(Problem details):
Select the lines below containing the word "изобретут".

(Provided material):

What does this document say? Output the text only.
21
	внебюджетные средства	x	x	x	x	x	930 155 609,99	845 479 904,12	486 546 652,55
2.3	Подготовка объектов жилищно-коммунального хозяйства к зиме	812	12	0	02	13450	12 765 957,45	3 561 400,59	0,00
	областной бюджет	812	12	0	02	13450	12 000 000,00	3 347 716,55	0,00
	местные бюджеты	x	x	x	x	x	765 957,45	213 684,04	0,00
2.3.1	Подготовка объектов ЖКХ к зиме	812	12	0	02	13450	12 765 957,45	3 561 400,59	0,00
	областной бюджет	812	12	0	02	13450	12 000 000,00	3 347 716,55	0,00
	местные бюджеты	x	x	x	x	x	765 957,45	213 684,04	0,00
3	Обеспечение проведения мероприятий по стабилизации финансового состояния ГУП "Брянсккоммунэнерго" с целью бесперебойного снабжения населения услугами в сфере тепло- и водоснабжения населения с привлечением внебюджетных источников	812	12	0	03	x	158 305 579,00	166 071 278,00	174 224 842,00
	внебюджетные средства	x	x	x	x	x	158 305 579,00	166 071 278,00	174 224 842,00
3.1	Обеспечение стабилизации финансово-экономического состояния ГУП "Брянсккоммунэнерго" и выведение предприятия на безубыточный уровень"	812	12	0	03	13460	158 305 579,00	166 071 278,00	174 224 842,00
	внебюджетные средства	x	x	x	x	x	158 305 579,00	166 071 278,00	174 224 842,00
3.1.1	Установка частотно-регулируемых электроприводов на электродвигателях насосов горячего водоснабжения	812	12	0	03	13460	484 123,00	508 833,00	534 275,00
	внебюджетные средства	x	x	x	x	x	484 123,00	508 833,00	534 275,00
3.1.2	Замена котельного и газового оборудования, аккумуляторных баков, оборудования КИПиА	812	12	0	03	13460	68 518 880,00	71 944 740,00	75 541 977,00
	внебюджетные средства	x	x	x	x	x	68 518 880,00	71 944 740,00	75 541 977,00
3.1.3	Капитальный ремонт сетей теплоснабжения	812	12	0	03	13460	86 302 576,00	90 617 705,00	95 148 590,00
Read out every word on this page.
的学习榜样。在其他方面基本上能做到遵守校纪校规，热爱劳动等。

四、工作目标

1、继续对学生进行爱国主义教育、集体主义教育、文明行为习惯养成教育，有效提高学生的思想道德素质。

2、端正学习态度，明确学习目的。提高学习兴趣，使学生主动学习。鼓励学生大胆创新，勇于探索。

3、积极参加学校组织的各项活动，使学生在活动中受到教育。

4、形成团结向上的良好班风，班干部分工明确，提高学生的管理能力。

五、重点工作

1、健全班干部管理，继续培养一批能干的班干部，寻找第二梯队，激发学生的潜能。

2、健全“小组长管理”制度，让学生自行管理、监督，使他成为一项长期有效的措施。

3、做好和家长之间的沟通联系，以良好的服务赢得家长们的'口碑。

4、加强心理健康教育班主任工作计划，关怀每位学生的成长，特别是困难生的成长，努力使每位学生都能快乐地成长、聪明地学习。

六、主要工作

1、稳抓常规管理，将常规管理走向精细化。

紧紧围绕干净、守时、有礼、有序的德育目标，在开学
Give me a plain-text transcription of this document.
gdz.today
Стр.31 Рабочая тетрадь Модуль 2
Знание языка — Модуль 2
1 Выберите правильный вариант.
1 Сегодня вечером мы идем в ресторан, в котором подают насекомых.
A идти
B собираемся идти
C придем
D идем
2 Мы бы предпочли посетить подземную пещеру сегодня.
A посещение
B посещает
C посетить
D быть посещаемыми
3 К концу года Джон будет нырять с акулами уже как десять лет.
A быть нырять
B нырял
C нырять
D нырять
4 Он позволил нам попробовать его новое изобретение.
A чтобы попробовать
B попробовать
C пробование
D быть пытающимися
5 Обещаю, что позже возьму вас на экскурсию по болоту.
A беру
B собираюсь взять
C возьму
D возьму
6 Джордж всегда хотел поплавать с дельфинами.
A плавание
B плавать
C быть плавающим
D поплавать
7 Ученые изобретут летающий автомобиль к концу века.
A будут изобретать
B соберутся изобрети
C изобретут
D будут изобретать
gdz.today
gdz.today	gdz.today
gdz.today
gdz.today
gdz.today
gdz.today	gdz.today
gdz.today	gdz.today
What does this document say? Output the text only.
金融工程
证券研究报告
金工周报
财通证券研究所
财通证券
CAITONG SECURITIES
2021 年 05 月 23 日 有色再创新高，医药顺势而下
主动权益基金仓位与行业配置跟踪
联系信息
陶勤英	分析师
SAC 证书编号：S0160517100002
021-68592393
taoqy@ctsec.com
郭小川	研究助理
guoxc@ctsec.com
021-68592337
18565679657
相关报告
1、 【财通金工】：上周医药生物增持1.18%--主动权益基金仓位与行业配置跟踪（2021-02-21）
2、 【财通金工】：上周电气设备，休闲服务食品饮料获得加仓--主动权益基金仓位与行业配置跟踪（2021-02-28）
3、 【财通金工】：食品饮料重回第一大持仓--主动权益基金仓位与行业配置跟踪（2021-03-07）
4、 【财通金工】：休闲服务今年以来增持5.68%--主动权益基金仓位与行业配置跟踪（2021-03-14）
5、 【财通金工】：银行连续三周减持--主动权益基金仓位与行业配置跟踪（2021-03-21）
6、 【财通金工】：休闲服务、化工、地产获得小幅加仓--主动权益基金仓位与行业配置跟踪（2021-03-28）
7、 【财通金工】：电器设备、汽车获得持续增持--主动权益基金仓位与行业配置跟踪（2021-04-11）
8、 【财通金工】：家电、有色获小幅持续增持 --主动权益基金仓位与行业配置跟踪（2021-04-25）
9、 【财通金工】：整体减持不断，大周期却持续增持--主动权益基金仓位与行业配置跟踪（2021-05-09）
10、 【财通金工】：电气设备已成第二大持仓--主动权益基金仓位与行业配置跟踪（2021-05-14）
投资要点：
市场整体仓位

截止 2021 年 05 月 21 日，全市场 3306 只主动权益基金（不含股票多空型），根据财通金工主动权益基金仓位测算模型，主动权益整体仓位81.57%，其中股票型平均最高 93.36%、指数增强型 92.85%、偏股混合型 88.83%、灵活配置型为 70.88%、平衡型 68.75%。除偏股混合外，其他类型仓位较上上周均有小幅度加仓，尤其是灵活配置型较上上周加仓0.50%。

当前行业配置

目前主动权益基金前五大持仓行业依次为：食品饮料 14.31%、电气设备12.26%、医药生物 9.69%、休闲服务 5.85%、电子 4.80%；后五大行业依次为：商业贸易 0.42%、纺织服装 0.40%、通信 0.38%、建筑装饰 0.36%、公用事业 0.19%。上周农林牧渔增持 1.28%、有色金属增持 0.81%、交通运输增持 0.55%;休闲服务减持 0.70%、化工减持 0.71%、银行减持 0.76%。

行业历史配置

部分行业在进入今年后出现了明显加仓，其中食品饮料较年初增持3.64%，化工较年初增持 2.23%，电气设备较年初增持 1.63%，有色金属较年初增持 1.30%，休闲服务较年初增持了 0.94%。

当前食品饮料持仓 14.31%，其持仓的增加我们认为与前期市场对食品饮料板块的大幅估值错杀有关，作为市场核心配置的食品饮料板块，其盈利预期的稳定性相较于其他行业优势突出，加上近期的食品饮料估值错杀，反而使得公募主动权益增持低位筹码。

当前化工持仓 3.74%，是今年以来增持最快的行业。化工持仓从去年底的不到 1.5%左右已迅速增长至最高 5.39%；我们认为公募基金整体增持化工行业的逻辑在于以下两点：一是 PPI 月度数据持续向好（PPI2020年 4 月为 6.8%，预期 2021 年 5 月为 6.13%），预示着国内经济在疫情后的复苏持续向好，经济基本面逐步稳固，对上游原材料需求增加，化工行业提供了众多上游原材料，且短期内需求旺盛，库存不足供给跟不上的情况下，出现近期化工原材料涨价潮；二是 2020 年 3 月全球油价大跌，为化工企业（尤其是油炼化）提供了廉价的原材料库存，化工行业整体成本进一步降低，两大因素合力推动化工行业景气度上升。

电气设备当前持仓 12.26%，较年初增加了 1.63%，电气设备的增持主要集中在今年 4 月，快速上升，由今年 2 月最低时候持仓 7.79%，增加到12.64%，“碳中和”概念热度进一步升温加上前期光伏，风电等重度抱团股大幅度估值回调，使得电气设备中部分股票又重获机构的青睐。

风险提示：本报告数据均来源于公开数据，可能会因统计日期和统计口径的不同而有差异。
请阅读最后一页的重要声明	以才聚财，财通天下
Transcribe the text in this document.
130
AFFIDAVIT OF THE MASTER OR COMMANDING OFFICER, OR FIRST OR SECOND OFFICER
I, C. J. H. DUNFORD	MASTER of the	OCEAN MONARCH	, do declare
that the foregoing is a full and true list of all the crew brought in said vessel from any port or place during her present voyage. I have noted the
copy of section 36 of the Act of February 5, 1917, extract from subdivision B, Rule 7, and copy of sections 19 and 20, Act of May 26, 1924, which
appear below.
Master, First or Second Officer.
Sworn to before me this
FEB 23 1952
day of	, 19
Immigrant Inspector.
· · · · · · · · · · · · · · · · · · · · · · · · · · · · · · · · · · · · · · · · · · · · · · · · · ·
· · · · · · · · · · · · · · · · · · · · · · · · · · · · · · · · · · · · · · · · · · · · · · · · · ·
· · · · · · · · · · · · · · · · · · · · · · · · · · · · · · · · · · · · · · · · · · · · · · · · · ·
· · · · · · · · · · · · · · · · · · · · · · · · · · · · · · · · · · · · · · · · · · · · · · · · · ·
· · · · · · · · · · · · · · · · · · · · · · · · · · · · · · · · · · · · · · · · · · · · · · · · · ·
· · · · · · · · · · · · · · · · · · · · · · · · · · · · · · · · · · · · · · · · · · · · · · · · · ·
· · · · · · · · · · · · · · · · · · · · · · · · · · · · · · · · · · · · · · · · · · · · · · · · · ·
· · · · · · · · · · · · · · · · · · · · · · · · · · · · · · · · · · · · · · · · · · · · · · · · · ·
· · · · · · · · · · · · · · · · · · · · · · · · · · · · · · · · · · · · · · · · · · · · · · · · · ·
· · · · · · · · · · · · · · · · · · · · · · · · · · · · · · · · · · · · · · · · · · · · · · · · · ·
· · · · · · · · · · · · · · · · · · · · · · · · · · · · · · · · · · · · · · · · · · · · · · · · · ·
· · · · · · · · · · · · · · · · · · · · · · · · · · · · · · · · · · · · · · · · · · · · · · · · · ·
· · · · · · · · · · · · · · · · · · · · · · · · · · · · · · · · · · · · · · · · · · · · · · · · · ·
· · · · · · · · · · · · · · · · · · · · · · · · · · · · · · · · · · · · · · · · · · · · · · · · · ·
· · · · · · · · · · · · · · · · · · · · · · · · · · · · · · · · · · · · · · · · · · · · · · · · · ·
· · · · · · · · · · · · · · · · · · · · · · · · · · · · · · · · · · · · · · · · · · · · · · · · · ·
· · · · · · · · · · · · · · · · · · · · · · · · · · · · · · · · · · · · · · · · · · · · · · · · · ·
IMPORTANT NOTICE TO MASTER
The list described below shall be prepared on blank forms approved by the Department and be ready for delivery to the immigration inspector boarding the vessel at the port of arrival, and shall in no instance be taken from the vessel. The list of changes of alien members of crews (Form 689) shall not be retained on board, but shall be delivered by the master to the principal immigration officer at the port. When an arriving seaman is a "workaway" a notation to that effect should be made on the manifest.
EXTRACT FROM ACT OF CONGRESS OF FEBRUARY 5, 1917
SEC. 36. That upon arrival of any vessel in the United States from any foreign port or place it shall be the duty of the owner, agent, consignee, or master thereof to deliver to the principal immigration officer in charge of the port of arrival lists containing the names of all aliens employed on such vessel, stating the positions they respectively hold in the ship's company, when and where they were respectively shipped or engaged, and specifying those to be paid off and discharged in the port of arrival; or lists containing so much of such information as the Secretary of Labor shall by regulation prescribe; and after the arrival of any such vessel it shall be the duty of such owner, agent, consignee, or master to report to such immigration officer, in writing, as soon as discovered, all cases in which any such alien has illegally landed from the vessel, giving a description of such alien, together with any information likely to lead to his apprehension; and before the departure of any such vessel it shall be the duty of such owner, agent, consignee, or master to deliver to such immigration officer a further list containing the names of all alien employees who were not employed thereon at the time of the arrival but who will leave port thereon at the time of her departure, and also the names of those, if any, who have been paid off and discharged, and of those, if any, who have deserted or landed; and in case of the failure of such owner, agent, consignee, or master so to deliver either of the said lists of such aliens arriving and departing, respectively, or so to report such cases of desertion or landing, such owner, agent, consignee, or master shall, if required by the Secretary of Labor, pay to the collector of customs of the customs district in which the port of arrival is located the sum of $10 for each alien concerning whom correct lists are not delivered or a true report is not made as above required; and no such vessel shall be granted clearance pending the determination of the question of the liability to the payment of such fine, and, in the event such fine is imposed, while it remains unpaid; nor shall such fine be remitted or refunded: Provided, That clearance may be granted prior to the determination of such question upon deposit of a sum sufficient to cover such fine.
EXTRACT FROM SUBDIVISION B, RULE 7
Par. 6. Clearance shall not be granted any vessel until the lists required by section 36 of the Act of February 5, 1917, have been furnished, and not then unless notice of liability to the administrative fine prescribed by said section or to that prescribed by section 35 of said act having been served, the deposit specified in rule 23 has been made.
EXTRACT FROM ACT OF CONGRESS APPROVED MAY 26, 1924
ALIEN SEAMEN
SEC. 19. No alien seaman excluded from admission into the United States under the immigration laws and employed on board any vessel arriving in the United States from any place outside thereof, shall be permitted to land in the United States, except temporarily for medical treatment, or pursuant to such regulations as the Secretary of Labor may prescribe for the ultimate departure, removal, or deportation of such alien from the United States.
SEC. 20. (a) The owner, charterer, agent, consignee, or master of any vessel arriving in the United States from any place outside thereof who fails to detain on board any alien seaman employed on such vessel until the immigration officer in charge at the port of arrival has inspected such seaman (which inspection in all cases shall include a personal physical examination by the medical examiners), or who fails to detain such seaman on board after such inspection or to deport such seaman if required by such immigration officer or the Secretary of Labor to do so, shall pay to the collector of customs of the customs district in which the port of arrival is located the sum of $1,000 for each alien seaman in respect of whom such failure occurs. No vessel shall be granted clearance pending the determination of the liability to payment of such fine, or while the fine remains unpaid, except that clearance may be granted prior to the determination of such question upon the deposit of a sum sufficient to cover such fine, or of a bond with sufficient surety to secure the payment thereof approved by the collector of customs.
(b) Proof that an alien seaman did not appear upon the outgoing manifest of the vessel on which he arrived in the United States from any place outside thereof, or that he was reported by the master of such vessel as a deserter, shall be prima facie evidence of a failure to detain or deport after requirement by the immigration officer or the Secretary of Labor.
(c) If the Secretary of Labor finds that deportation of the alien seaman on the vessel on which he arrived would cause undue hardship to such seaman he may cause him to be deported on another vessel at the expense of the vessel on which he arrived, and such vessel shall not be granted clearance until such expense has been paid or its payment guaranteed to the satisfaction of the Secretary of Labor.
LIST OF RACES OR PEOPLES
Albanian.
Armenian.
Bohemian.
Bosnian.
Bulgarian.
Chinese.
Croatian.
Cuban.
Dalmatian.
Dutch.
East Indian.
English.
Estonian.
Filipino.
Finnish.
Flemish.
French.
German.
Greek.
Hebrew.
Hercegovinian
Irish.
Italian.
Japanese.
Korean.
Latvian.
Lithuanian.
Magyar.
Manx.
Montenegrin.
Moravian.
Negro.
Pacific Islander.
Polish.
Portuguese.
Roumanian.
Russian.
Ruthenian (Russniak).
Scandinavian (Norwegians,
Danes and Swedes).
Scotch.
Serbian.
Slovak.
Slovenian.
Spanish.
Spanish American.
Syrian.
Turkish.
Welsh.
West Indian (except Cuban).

(Output of the task):
7 Ученые изобретут летающий автомобиль к концу века.
C изобретут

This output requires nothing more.